[BEGIN SUPPLIED RECORDS]
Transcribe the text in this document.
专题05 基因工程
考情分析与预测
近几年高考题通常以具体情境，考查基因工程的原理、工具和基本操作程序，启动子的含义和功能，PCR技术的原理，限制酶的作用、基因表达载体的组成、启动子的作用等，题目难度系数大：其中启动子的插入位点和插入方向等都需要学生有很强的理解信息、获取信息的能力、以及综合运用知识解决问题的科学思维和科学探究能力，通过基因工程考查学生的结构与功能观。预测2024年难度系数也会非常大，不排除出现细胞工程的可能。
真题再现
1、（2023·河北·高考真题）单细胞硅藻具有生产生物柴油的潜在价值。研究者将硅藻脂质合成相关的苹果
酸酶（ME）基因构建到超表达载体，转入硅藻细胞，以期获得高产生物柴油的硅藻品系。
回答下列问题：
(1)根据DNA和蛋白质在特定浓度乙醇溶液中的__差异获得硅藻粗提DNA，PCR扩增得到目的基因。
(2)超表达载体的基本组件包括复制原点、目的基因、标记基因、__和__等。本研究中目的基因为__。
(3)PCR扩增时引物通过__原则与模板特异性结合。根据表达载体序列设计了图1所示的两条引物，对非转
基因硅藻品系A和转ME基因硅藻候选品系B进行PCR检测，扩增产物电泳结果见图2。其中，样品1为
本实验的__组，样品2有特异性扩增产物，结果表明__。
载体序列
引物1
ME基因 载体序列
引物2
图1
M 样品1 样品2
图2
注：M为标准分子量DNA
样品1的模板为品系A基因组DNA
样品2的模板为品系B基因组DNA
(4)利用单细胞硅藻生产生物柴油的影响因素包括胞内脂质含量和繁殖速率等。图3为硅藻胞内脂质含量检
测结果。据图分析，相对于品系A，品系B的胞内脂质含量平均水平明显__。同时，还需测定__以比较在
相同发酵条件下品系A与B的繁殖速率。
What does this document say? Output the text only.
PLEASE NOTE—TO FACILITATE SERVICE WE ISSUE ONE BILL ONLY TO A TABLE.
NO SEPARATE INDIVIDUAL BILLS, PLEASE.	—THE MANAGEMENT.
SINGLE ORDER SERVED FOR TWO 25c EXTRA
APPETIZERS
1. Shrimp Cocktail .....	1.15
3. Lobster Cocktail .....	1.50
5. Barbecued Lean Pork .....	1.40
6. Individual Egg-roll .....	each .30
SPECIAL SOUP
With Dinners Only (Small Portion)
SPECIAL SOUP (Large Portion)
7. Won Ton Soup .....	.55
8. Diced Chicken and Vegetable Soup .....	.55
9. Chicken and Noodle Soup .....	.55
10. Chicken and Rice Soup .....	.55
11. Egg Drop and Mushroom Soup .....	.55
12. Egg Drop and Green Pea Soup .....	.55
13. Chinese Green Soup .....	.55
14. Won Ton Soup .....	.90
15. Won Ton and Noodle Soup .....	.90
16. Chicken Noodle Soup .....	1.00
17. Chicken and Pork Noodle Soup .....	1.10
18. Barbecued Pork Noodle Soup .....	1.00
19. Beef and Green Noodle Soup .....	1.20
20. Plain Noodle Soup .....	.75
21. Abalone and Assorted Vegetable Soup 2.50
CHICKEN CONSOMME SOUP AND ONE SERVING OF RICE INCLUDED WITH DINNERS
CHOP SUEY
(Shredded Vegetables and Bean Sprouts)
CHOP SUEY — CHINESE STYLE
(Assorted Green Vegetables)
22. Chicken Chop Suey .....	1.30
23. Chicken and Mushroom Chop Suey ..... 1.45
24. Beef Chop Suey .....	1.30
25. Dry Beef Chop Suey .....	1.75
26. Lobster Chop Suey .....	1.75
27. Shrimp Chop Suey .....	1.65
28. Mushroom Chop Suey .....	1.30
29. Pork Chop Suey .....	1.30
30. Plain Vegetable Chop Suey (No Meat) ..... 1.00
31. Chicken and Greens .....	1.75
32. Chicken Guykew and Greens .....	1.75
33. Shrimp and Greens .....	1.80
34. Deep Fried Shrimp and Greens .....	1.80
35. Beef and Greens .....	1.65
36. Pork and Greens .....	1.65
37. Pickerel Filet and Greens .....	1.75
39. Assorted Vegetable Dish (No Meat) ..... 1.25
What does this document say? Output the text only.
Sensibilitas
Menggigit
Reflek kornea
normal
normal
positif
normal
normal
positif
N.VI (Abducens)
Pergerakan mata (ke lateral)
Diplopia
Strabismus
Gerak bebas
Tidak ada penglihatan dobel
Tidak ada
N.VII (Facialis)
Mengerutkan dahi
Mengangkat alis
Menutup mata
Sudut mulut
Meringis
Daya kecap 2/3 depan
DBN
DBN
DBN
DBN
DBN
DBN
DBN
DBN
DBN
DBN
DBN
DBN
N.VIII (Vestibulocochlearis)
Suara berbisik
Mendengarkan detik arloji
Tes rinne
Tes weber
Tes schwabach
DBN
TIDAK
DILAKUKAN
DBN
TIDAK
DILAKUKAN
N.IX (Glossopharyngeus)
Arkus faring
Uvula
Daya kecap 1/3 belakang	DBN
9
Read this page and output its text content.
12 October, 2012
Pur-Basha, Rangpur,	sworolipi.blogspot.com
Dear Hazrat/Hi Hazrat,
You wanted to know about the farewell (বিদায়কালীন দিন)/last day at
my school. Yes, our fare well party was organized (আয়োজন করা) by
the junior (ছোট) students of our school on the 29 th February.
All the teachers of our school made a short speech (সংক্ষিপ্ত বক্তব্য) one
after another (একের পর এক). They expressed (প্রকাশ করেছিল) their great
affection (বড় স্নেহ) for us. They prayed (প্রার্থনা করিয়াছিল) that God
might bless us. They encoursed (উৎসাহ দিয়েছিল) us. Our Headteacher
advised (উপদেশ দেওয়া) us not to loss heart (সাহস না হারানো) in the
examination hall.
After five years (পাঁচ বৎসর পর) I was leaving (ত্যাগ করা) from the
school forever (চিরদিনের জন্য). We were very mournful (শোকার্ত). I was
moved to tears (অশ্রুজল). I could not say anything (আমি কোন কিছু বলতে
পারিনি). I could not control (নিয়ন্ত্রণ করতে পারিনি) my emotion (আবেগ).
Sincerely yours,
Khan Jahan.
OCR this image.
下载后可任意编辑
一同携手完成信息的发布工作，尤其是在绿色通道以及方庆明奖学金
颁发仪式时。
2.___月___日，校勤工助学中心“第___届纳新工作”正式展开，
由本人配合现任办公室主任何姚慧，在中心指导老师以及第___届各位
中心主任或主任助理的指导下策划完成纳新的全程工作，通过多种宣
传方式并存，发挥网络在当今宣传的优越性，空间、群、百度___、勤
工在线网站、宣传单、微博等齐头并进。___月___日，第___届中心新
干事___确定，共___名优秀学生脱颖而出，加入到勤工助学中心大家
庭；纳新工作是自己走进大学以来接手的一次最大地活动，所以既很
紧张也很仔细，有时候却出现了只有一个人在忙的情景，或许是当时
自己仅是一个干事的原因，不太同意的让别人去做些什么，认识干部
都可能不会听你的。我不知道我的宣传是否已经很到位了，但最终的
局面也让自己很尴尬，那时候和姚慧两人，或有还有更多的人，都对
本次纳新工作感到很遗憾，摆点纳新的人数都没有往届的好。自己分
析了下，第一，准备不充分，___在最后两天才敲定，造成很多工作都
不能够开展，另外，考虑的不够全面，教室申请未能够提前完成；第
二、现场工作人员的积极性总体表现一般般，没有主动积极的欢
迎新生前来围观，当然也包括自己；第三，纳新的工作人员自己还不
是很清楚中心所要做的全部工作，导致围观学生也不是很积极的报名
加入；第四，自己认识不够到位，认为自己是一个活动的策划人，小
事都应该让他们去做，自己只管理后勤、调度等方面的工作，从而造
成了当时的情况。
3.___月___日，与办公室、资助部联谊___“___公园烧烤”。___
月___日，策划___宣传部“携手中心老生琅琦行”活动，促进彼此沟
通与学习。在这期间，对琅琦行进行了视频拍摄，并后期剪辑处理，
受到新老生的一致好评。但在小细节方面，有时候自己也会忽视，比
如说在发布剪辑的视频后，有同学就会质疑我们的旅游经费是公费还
[END SUPPLIED RECORDS]
**WHAT IS EXPECTED**
From the line holding "OCR this image." through the last line above, reproduce each line exactly and add nothing.

**WRITTEN ANSWER**
OCR this image.
下载后可任意编辑
一同携手完成信息的发布工作，尤其是在绿色通道以及方庆明奖学金
颁发仪式时。
2.___月___日，校勤工助学中心“第___届纳新工作”正式展开，
由本人配合现任办公室主任何姚慧，在中心指导老师以及第___届各位
中心主任或主任助理的指导下策划完成纳新的全程工作，通过多种宣
传方式并存，发挥网络在当今宣传的优越性，空间、群、百度___、勤
工在线网站、宣传单、微博等齐头并进。___月___日，第___届中心新
干事___确定，共___名优秀学生脱颖而出，加入到勤工助学中心大家
庭；纳新工作是自己走进大学以来接手的一次最大地活动，所以既很
紧张也很仔细，有时候却出现了只有一个人在忙的情景，或许是当时
自己仅是一个干事的原因，不太同意的让别人去做些什么，认识干部
都可能不会听你的。我不知道我的宣传是否已经很到位了，但最终的
局面也让自己很尴尬，那时候和姚慧两人，或有还有更多的人，都对
本次纳新工作感到很遗憾，摆点纳新的人数都没有往届的好。自己分
析了下，第一，准备不充分，___在最后两天才敲定，造成很多工作都
不能够开展，另外，考虑的不够全面，教室申请未能够提前完成；第
二、现场工作人员的积极性总体表现一般般，没有主动积极的欢
迎新生前来围观，当然也包括自己；第三，纳新的工作人员自己还不
是很清楚中心所要做的全部工作，导致围观学生也不是很积极的报名
加入；第四，自己认识不够到位，认为自己是一个活动的策划人，小
事都应该让他们去做，自己只管理后勤、调度等方面的工作，从而造
成了当时的情况。
3.___月___日，与办公室、资助部联谊___“___公园烧烤”。___
月___日，策划___宣传部“携手中心老生琅琦行”活动，促进彼此沟
通与学习。在这期间，对琅琦行进行了视频拍摄，并后期剪辑处理，
受到新老生的一致好评。但在小细节方面，有时候自己也会忽视，比
如说在发布剪辑的视频后，有同学就会质疑我们的旅游经费是公费还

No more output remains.